=== Data items ===
● ● ●
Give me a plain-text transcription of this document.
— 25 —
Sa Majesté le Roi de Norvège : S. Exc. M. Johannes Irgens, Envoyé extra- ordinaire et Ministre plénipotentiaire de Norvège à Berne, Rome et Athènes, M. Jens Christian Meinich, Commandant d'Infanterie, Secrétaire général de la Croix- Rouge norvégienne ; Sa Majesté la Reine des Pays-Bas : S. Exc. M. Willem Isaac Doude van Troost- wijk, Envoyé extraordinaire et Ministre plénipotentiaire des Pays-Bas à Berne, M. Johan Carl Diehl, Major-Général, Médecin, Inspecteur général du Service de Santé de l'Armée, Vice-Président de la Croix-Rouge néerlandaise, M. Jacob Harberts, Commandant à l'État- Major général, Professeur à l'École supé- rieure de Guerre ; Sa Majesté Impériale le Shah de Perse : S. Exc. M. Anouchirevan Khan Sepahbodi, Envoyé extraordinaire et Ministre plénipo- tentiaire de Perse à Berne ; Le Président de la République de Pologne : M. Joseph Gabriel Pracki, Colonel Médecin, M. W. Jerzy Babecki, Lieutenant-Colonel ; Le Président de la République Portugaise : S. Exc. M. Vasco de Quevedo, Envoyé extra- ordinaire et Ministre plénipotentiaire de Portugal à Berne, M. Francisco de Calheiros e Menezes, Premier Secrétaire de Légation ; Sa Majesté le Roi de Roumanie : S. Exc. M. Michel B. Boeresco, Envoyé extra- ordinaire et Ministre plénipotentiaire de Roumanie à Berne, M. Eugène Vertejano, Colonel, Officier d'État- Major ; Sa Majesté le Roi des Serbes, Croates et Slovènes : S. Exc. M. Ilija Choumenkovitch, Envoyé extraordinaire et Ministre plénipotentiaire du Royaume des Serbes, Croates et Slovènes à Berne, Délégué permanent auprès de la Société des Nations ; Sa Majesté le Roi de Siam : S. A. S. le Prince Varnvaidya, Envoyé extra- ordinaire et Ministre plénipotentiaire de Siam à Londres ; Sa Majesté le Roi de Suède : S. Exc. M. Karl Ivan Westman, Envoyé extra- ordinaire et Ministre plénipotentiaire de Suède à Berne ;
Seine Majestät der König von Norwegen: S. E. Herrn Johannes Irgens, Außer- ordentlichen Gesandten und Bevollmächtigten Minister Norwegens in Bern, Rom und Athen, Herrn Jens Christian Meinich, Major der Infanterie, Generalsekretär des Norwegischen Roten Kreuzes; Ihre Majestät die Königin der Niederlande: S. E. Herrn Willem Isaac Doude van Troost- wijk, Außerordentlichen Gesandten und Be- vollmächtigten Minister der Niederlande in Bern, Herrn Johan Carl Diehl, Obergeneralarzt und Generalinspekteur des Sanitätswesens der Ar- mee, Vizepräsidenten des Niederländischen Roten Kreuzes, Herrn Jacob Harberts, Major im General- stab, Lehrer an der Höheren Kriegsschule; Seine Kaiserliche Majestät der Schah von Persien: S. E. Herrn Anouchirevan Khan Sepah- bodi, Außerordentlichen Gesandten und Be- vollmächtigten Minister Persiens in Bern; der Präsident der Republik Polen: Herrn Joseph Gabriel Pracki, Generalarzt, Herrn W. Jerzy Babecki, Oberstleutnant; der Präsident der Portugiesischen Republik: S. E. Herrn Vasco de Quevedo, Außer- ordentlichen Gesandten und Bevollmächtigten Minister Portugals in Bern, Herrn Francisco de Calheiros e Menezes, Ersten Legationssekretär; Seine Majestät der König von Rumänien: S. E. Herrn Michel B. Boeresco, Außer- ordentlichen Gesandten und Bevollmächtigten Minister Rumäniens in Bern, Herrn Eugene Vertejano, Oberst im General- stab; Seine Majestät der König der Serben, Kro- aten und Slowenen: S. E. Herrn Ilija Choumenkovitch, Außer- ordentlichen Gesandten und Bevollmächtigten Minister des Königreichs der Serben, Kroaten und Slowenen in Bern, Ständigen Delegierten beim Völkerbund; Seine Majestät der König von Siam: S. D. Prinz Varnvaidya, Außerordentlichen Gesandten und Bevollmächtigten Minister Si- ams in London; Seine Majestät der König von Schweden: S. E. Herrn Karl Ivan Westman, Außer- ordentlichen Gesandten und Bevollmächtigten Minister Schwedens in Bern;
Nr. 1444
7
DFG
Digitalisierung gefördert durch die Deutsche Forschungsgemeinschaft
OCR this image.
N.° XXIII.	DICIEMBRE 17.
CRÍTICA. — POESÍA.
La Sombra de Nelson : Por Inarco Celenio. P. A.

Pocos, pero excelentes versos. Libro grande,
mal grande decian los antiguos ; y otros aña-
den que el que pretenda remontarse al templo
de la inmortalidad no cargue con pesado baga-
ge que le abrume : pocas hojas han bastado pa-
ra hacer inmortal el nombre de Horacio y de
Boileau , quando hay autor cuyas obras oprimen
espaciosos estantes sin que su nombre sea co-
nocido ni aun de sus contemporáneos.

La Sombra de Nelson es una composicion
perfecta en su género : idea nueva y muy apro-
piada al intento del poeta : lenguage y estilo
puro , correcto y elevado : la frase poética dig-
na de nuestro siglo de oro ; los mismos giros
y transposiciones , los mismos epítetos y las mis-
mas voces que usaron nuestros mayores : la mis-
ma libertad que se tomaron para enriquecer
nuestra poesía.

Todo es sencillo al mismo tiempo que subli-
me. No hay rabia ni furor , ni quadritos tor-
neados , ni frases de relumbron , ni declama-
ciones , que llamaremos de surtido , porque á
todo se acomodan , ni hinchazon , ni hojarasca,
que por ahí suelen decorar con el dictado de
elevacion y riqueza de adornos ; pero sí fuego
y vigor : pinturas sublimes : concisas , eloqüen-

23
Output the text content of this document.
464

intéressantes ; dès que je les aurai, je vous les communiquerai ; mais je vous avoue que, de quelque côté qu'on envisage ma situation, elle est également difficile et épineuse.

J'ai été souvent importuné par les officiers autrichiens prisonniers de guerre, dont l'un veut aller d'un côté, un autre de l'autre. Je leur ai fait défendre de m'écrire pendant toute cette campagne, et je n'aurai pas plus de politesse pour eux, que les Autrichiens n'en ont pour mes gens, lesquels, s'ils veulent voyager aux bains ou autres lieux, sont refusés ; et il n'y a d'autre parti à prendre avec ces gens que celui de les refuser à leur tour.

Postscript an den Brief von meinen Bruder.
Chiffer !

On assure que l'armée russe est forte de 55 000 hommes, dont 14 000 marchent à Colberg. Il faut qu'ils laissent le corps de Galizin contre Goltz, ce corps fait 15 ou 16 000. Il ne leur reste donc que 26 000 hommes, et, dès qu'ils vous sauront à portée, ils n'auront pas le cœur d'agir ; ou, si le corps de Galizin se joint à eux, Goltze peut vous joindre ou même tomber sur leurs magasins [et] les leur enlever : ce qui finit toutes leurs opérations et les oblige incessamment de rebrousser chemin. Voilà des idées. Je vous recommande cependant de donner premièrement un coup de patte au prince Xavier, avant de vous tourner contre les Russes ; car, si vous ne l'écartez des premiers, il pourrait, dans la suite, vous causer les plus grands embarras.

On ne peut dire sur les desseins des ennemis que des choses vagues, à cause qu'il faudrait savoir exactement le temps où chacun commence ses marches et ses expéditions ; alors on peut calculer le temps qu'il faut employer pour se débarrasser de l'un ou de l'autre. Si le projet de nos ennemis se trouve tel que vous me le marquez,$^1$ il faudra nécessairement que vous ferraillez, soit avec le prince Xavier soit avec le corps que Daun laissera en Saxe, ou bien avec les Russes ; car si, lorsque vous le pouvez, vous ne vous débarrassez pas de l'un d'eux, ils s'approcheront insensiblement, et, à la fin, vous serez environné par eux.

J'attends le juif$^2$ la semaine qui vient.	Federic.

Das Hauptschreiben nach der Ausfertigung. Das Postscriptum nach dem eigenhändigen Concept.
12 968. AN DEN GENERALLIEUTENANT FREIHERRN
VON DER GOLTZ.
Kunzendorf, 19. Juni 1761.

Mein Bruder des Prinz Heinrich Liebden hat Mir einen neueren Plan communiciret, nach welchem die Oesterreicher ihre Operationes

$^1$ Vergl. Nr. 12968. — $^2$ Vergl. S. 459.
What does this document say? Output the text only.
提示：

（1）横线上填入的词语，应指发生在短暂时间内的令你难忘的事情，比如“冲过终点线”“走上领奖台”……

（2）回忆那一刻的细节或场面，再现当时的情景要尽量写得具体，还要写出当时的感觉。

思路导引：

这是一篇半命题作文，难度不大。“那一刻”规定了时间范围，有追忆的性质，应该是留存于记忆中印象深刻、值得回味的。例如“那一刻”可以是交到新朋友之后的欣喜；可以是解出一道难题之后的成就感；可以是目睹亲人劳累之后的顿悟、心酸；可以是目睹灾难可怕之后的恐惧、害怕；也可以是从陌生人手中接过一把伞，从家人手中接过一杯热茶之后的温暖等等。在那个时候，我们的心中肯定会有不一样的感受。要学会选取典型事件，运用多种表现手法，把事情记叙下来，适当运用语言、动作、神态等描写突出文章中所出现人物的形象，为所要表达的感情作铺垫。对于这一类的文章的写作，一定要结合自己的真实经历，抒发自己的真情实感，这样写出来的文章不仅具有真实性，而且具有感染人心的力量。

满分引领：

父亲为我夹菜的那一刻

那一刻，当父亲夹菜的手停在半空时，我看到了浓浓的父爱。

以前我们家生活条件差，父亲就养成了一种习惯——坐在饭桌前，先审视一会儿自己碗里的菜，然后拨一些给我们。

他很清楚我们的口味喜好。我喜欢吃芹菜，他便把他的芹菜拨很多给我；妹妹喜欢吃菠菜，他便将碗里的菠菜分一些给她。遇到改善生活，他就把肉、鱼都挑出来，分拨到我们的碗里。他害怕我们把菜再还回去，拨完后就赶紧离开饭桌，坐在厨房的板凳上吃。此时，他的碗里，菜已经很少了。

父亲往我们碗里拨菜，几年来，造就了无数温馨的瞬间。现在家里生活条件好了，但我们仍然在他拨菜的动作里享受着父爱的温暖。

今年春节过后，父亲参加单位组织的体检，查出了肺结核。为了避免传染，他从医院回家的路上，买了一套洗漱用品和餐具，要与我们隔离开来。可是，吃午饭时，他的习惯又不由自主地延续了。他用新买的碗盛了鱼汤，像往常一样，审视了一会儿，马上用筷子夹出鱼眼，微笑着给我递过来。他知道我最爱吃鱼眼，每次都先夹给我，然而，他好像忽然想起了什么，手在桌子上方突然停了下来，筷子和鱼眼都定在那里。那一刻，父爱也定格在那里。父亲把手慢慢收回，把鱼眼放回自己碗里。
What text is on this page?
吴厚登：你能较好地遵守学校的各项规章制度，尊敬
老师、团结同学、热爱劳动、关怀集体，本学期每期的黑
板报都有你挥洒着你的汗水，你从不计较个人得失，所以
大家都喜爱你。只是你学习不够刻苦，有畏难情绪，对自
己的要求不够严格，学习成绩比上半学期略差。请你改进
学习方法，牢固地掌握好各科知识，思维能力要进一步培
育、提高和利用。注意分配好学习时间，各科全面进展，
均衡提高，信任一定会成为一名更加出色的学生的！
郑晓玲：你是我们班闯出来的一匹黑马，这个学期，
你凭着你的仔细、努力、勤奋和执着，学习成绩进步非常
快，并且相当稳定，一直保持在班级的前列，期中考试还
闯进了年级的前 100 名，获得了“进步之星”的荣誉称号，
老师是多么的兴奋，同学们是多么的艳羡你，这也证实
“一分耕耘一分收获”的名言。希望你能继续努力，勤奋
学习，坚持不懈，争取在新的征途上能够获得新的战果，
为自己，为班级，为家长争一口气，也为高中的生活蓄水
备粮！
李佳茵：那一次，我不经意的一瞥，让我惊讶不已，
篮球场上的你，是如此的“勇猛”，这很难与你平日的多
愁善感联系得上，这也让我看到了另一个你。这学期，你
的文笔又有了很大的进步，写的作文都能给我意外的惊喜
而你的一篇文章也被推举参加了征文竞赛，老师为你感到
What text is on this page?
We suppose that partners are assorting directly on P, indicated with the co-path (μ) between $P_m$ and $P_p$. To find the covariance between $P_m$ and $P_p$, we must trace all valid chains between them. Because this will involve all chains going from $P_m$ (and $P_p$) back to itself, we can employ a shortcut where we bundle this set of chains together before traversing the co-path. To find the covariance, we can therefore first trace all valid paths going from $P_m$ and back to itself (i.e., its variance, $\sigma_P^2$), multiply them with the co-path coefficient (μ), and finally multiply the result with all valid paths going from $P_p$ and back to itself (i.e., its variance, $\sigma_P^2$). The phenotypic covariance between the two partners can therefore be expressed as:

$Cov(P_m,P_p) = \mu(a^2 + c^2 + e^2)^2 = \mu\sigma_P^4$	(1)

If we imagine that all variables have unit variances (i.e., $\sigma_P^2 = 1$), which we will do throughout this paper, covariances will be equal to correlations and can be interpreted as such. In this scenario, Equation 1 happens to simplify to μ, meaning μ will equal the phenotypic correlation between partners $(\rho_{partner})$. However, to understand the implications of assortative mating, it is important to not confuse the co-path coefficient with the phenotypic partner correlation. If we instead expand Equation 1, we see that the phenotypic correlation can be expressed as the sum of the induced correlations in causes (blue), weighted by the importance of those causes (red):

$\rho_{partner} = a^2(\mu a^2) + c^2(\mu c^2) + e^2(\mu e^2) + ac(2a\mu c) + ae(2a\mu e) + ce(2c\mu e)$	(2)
● ● ●
=== Work to be completed ===
Among the lines of the data above, count those holding "Sombra" and state only the number.

=== Exercise answer ===
2